Objective: Exclude the pictures, then copy all remaining records exactly.

Data records:
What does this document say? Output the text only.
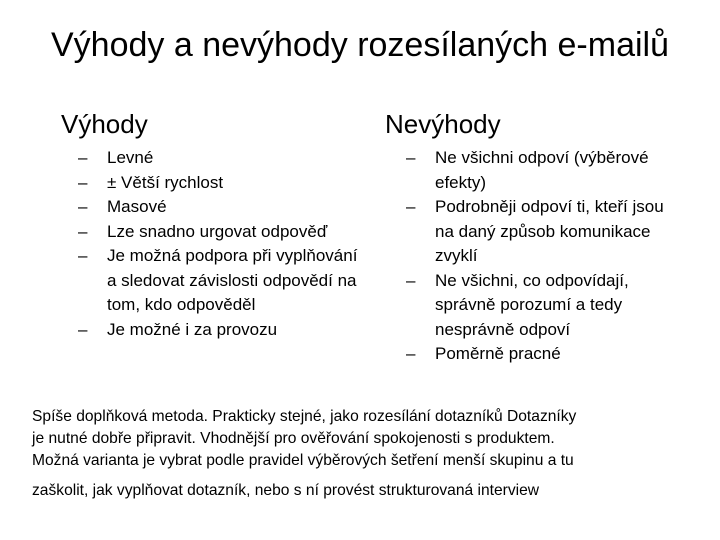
Výhody a nevýhody rozesílaných e-mailů
Výhody	Nevýhody
– Levné
– ± Větší rychlost
– Masové
– Lze snadno urgovat odpověď
– Je možná podpora při vyplňování a sledovat závislosti odpovědí na tom, kdo odpověděl
– Je možné i za provozu
– Ne všichni odpoví (výběrové efekty)
– Podrobněji odpoví ti, kteří jsou na daný způsob komunikace zvyklí
– Ne všichni, co odpovídají, správně porozumí a tedy nesprávně odpoví
– Poměrně pracné
Spíše doplňková metoda. Prakticky stejné, jako rozesílání dotazníků Dotazníky
je nutné dobře připravit. Vhodnější pro ověřování spokojenosti s produktem.
Možná varianta je vybrat podle pravidel výběrových šetření menší skupinu a tu
zaškolit, jak vyplňovat dotazník, nebo s ní provést strukturovaná interview
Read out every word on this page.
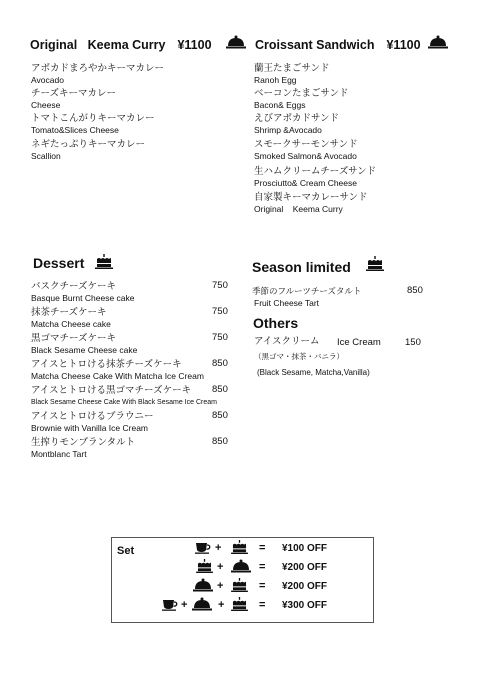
Original   Keema Curry ¥1100	Croissant Sandwich ¥1100
アボカドまろやかキーマカレー
Avocado
チーズキーマカレー
Cheese
トマトこんがりキーマカレー
Tomato&Slices Cheese
ネギたっぷりキーマカレー
Scallion
蘭王たまごサンド
Ranoh Egg
ベーコンたまごサンド
Bacon& Eggs
えびアボカドサンド
Shrimp &Avocado
スモークサーモンサンド
Smoked Salmon& Avocado
生ハムクリームチーズサンド
Prosciutto& Cream Cheese
自家製キーマカレーサンド
Original    Keema Curry
Dessert
バスクチーズケーキ
Basque Burnt Cheese cake
750
抹茶チーズケーキ
Matcha Cheese cake
750
黒ゴマチーズケーキ
Black Sesame Cheese cake
750
アイスとトロける抹茶チーズケーキ
Matcha Cheese Cake With Matcha Ice Cream
850
アイスとトロける黒ゴマチーズケーキ
Black Sesame Cheese Cake With Black Sesame Ice Cream
850
アイスとトロけるブラウニー
Brownie with Vanilla Ice Cream
850
生搾りモンブランタルト
Montblanc Tart
850
Season limited
季節のフルーツチーズタルト
Fruit Cheese Tart
850
Others
アイスクリーム Ice Cream	150
（黒ゴマ・抹茶・バニラ）
(Black Sesame, Matcha,Vanilla)
Set	+	= ¥100 OFF
+	= ¥200 OFF
+	= ¥200 OFF
+	+	= ¥300 OFF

Full output:
What does this document say? Output the text only.
Výhody a nevýhody rozesílaných e-mailů
Výhody	Nevýhody
– Levné
– ± Větší rychlost
– Masové
– Lze snadno urgovat odpověď
– Je možná podpora při vyplňování a sledovat závislosti odpovědí na tom, kdo odpověděl
– Je možné i za provozu
– Ne všichni odpoví (výběrové efekty)
– Podrobněji odpoví ti, kteří jsou na daný způsob komunikace zvyklí
– Ne všichni, co odpovídají, správně porozumí a tedy nesprávně odpoví
– Poměrně pracné
Spíše doplňková metoda. Prakticky stejné, jako rozesílání dotazníků Dotazníky
je nutné dobře připravit. Vhodnější pro ověřování spokojenosti s produktem.
Možná varianta je vybrat podle pravidel výběrových šetření menší skupinu a tu
zaškolit, jak vyplňovat dotazník, nebo s ní provést strukturovaná interview
Read out every word on this page.
Original   Keema Curry ¥1100	Croissant Sandwich ¥1100
アボカドまろやかキーマカレー
Avocado
チーズキーマカレー
Cheese
トマトこんがりキーマカレー
Tomato&Slices Cheese
ネギたっぷりキーマカレー
Scallion
蘭王たまごサンド
Ranoh Egg
ベーコンたまごサンド
Bacon& Eggs
えびアボカドサンド
Shrimp &Avocado
スモークサーモンサンド
Smoked Salmon& Avocado
生ハムクリームチーズサンド
Prosciutto& Cream Cheese
自家製キーマカレーサンド
Original    Keema Curry
Dessert
バスクチーズケーキ
Basque Burnt Cheese cake
750
抹茶チーズケーキ
Matcha Cheese cake
750
黒ゴマチーズケーキ
Black Sesame Cheese cake
750
アイスとトロける抹茶チーズケーキ
Matcha Cheese Cake With Matcha Ice Cream
850
アイスとトロける黒ゴマチーズケーキ
Black Sesame Cheese Cake With Black Sesame Ice Cream
850
アイスとトロけるブラウニー
Brownie with Vanilla Ice Cream
850
生搾りモンブランタルト
Montblanc Tart
850
Season limited
季節のフルーツチーズタルト
Fruit Cheese Tart
850
Others
アイスクリーム Ice Cream	150
（黒ゴマ・抹茶・バニラ）
(Black Sesame, Matcha,Vanilla)
Set	+	= ¥100 OFF
+	= ¥200 OFF
+	= ¥200 OFF
+	+	= ¥300 OFF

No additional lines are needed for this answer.